■ **Exercise brief**:
This task calls for copying each line below that contains "month".

■ **Given data**:
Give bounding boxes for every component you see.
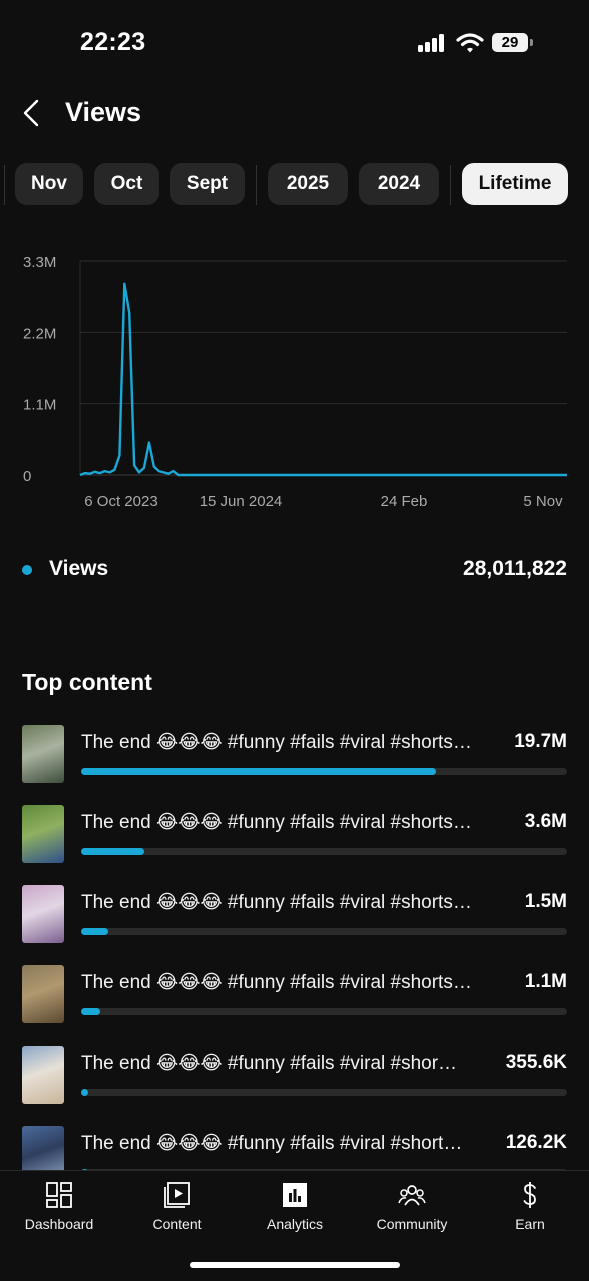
battery-tip [530,39,533,46]
list-item[interactable]: The end 😂😂😂 #funny #fails #viral #shor… 3… [0,1046,589,1118]
metric-label: Views [49,557,109,580]
chart-x-tick-label: 5 Nov [523,493,563,510]
analytics-icon [283,1183,307,1207]
wifi-icon [456,33,484,53]
video-thumbnail [22,885,64,943]
item-views-value: 126.2K [505,1132,567,1153]
nav-label: Content [152,1216,202,1232]
views-share-bar [81,768,567,775]
chart-x-tick-label: 15 Jun 2024 [200,493,283,510]
home-indicator [190,1262,400,1268]
metric-total-value: 28,011,822 [463,557,567,580]
views-share-bar [81,848,567,855]
chip-month-oct[interactable]: Oct [94,163,159,205]
nav-analytics[interactable]: Analytics [236,1181,354,1232]
content-icon [164,1182,190,1208]
nav-label: Earn [515,1216,545,1232]
chart-y-tick-label: 0 [23,468,31,485]
views-share-bar [81,928,567,935]
item-title: The end 😂😂😂 #funny #fails #viral #shorts… [81,972,472,993]
list-item[interactable]: The end 😂😂😂 #funny #fails #viral #shorts… [0,725,589,797]
list-item[interactable]: The end 😂😂😂 #funny #fails #viral #shorts… [0,805,589,877]
item-views-value: 355.6K [505,1052,567,1073]
views-share-bar [81,1008,567,1015]
video-thumbnail [22,725,64,783]
item-title: The end 😂😂😂 #funny #fails #viral #shorts… [81,892,472,913]
chart-x-tick-label: 6 Oct 2023 [84,493,157,510]
nav-earn[interactable]: Earn [471,1181,589,1232]
chip-lifetime[interactable]: Lifetime [462,163,568,205]
chart-y-tick-label: 3.3M [23,254,56,271]
list-item[interactable]: The end 😂😂😂 #funny #fails #viral #shorts… [0,885,589,957]
item-title: The end 😂😂😂 #funny #fails #viral #shorts… [81,732,472,753]
chip-month-sept[interactable]: Sept [170,163,245,205]
video-thumbnail [22,965,64,1023]
earn-icon [523,1182,536,1208]
views-share-bar [81,1089,567,1096]
chart-x-ticks: 6 Oct 2023 15 Jun 2024 24 Feb 5 Nov [84,493,563,510]
views-line-chart: 3.3M 2.2M 1.1M 0 6 Oct 2023 15 Jun 2024 24 Fe… [23,254,567,510]
nav-dashboard[interactable]: Dashboard [0,1181,118,1232]
chart-series-views-line [79,282,567,477]
list-item[interactable]: The end 😂😂😂 #funny #fails #viral #shorts… [0,965,589,1037]
community-icon [398,1185,426,1206]
item-views-value: 1.1M [524,971,567,992]
item-title: The end 😂😂😂 #funny #fails #viral #short… [81,1133,463,1154]
chip-divider [4,165,5,205]
item-title: The end 😂😂😂 #funny #fails #viral #shor… [81,1053,458,1074]
views-share-bar-fill [81,1089,88,1096]
views-share-bar-fill [81,848,145,855]
nav-community[interactable]: Community [353,1181,471,1232]
chart-y-tick-label: 2.2M [23,325,56,342]
chart-y-ticks: 3.3M 2.2M 1.1M 0 [23,254,56,485]
chart-x-tick-label: 24 Feb [381,493,428,510]
chip-month-nov[interactable]: Nov [15,163,83,205]
views-share-bar-fill [81,768,436,775]
status-time: 22:23 [80,28,146,56]
dashboard-icon [46,1182,72,1208]
battery-icon: 29 [492,33,528,52]
page-title: Views [65,97,142,127]
chip-divider [450,165,451,205]
back-arrow-icon[interactable] [20,98,44,128]
chip-divider [256,165,257,205]
chart-grid [79,260,567,476]
views-share-bar-fill [81,928,108,935]
item-title: The end 😂😂😂 #funny #fails #viral #shorts… [81,812,472,833]
nav-label: Dashboard [24,1216,94,1232]
chip-year-2025[interactable]: 2025 [268,163,348,205]
views-share-bar-fill [81,1008,101,1015]
item-views-value: 3.6M [524,811,567,832]
item-views-value: 19.7M [514,731,567,752]
cellular-signal-icon [418,34,446,52]
video-thumbnail [22,1046,64,1104]
chart-y-tick-label: 1.1M [23,397,56,414]
nav-label: Analytics [266,1216,324,1232]
video-thumbnail [22,805,64,863]
nav-label: Community [376,1216,448,1232]
item-views-value: 1.5M [524,891,567,912]
period-chips: Nov Oct Sept 2025 2024 Lifetime [0,163,589,207]
section-title-top-content: Top content [22,669,152,695]
nav-content[interactable]: Content [118,1181,236,1232]
chip-year-2024[interactable]: 2024 [359,163,439,205]
views-legend-dot [22,565,32,575]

■ **Task result**:
chip-month-oct[interactable]: Oct [94,163,159,205]
chip-month-sept[interactable]: Sept [170,163,245,205]
chip-month-nov[interactable]: Nov [15,163,83,205]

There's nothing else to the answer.